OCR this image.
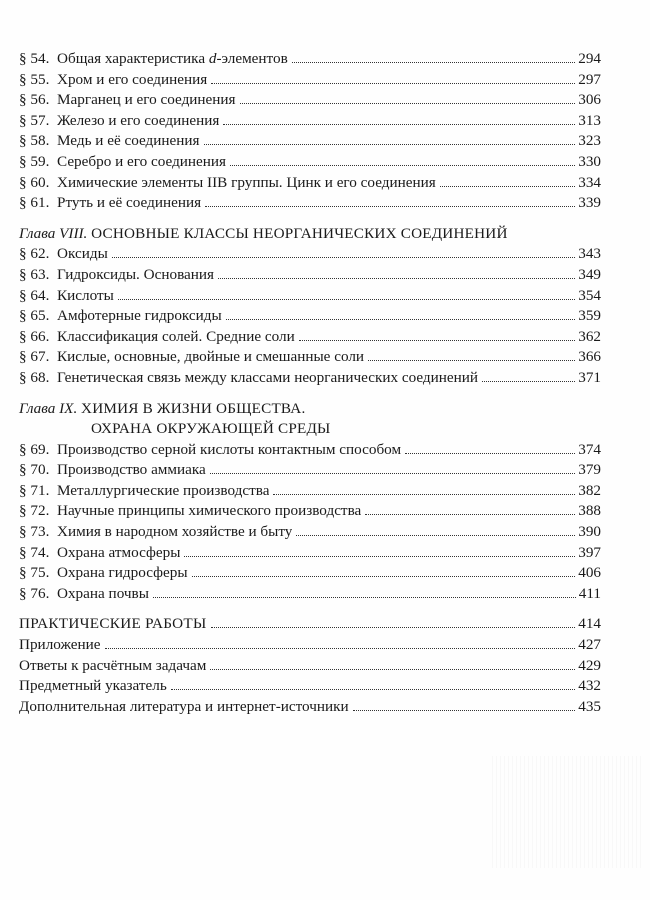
§ 54. Общая характеристика d-элементов	294
§ 55. Хром и его соединения	297
§ 56. Марганец и его соединения	306
§ 57. Железо и его соединения	313
§ 58. Медь и её соединения	323
§ 59. Серебро и его соединения	330
§ 60. Химические элементы IIB группы. Цинк и его соединения	334
§ 61. Ртуть и её соединения	339
Глава VIII. ОСНОВНЫЕ КЛАССЫ НЕОРГАНИЧЕСКИХ СОЕДИНЕНИЙ
§ 62. Оксиды	343
§ 63. Гидроксиды. Основания	349
§ 64. Кислоты	354
§ 65. Амфотерные гидроксиды	359
§ 66. Классификация солей. Средние соли	362
§ 67. Кислые, основные, двойные и смешанные соли	366
§ 68. Генетическая связь между классами неорганических соединений	371
Глава IX. ХИМИЯ В ЖИЗНИ ОБЩЕСТВА.
ОХРАНА ОКРУЖАЮЩЕЙ СРЕДЫ
§ 69. Производство серной кислоты контактным способом	374
§ 70. Производство аммиака	379
§ 71. Металлургические производства	382
§ 72. Научные принципы химического производства	388
§ 73. Химия в народном хозяйстве и быту	390
§ 74. Охрана атмосферы	397
§ 75. Охрана гидросферы	406
§ 76. Охрана почвы	411
ПРАКТИЧЕСКИЕ РАБОТЫ	414
Приложение	427
Ответы к расчётным задачам	429
Предметный указатель	432
Дополнительная литература и интернет-источники	435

■ Stated task
Single out each line of the records above with the string "соли" in it, and copy it.

■ Result below
§ 66. Классификация солей. Средние соли	362
§ 67. Кислые, основные, двойные и смешанные соли	366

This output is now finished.